Search the material for "Hex₂" and show all lines that contain it.
★ ★ ★ ★ ★
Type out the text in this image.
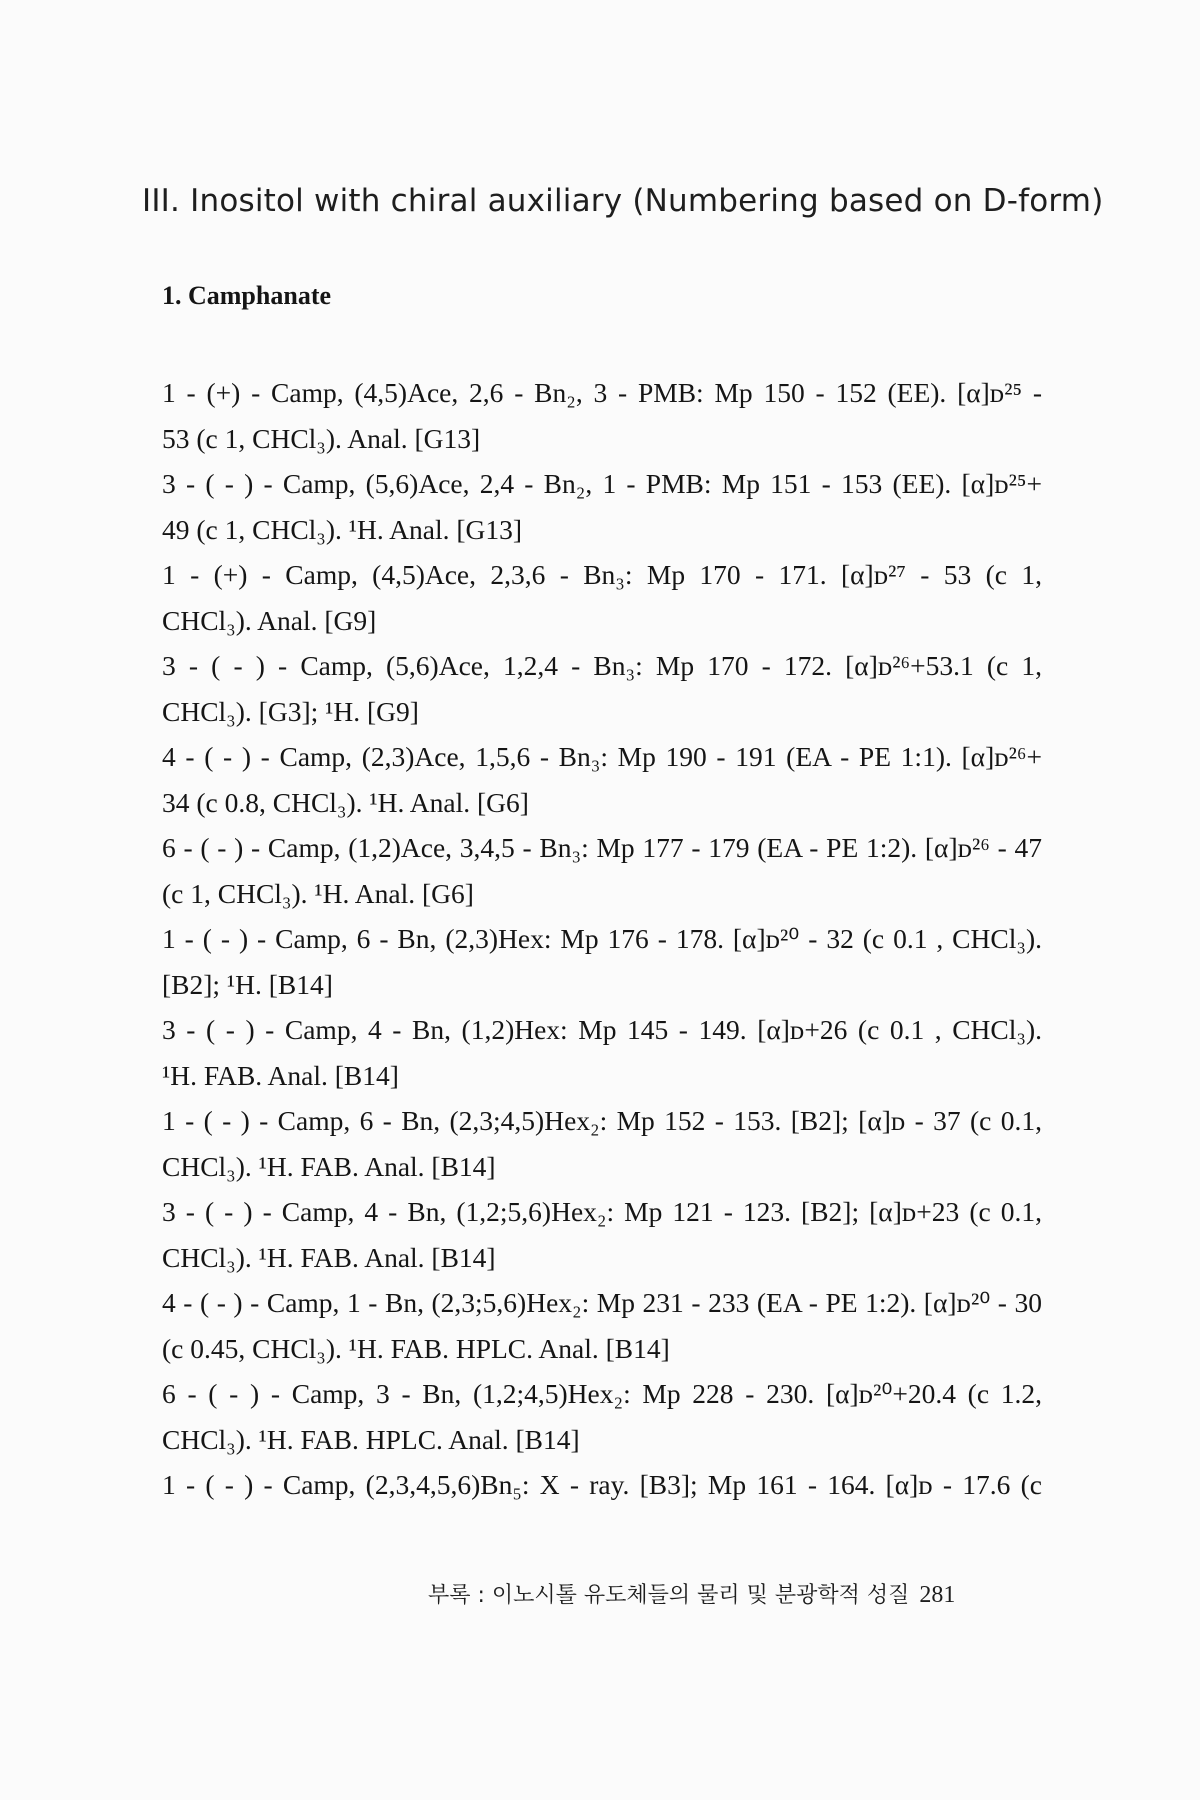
III. Inositol with chiral auxiliary (Numbering based on D-form)
1. Camphanate
1 - (+) - Camp, (4,5)Ace, 2,6 - Bn₂, 3 - PMB: Mp 150 - 152 (EE). [α]ᴅ²⁵ -
53 (c 1, CHCl₃). Anal. [G13]
3 - ( - ) - Camp, (5,6)Ace, 2,4 - Bn₂, 1 - PMB: Mp 151 - 153 (EE). [α]ᴅ²⁵+
49 (c 1, CHCl₃). ¹H. Anal. [G13]
1 - (+) - Camp, (4,5)Ace, 2,3,6 - Bn₃: Mp 170 - 171. [α]ᴅ²⁷ - 53 (c 1,
CHCl₃). Anal. [G9]
3 - ( - ) - Camp, (5,6)Ace, 1,2,4 - Bn₃: Mp 170 - 172. [α]ᴅ²⁶+53.1 (c 1,
CHCl₃). [G3]; ¹H. [G9]
4 - ( - ) - Camp, (2,3)Ace, 1,5,6 - Bn₃: Mp 190 - 191 (EA - PE 1:1). [α]ᴅ²⁶+
34 (c 0.8, CHCl₃). ¹H. Anal. [G6]
6 - ( - ) - Camp, (1,2)Ace, 3,4,5 - Bn₃: Mp 177 - 179 (EA - PE 1:2). [α]ᴅ²⁶ - 47
(c 1, CHCl₃). ¹H. Anal. [G6]
1 - ( - ) - Camp, 6 - Bn, (2,3)Hex: Mp 176 - 178. [α]ᴅ²⁰ - 32 (c 0.1 , CHCl₃).
[B2]; ¹H. [B14]
3 - ( - ) - Camp, 4 - Bn, (1,2)Hex: Mp 145 - 149. [α]ᴅ+26 (c 0.1 , CHCl₃).
¹H. FAB. Anal. [B14]
1 - ( - ) - Camp, 6 - Bn, (2,3;4,5)Hex₂: Mp 152 - 153. [B2]; [α]ᴅ - 37 (c 0.1,
CHCl₃). ¹H. FAB. Anal. [B14]
3 - ( - ) - Camp, 4 - Bn, (1,2;5,6)Hex₂: Mp 121 - 123. [B2]; [α]ᴅ+23 (c 0.1,
CHCl₃). ¹H. FAB. Anal. [B14]
4 - ( - ) - Camp, 1 - Bn, (2,3;5,6)Hex₂: Mp 231 - 233 (EA - PE 1:2). [α]ᴅ²⁰ - 30
(c 0.45, CHCl₃). ¹H. FAB. HPLC. Anal. [B14]
6 - ( - ) - Camp, 3 - Bn, (1,2;4,5)Hex₂: Mp 228 - 230. [α]ᴅ²⁰+20.4 (c 1.2,
CHCl₃). ¹H. FAB. HPLC. Anal. [B14]
1 - ( - ) - Camp, (2,3,4,5,6)Bn₅: X - ray. [B3]; Mp 161 - 164. [α]ᴅ - 17.6 (c
부록 : 이노시톨 유도체들의 물리 및 분광학적 성질 281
★ ★ ★ ★ ★
Reply:
1 - ( - ) - Camp, 6 - Bn, (2,3;4,5)Hex₂: Mp 152 - 153. [B2]; [α]ᴅ - 37 (c 0.1,
3 - ( - ) - Camp, 4 - Bn, (1,2;5,6)Hex₂: Mp 121 - 123. [B2]; [α]ᴅ+23 (c 0.1,
4 - ( - ) - Camp, 1 - Bn, (2,3;5,6)Hex₂: Mp 231 - 233 (EA - PE 1:2). [α]ᴅ²⁰ - 30
6 - ( - ) - Camp, 3 - Bn, (1,2;4,5)Hex₂: Mp 228 - 230. [α]ᴅ²⁰+20.4 (c 1.2,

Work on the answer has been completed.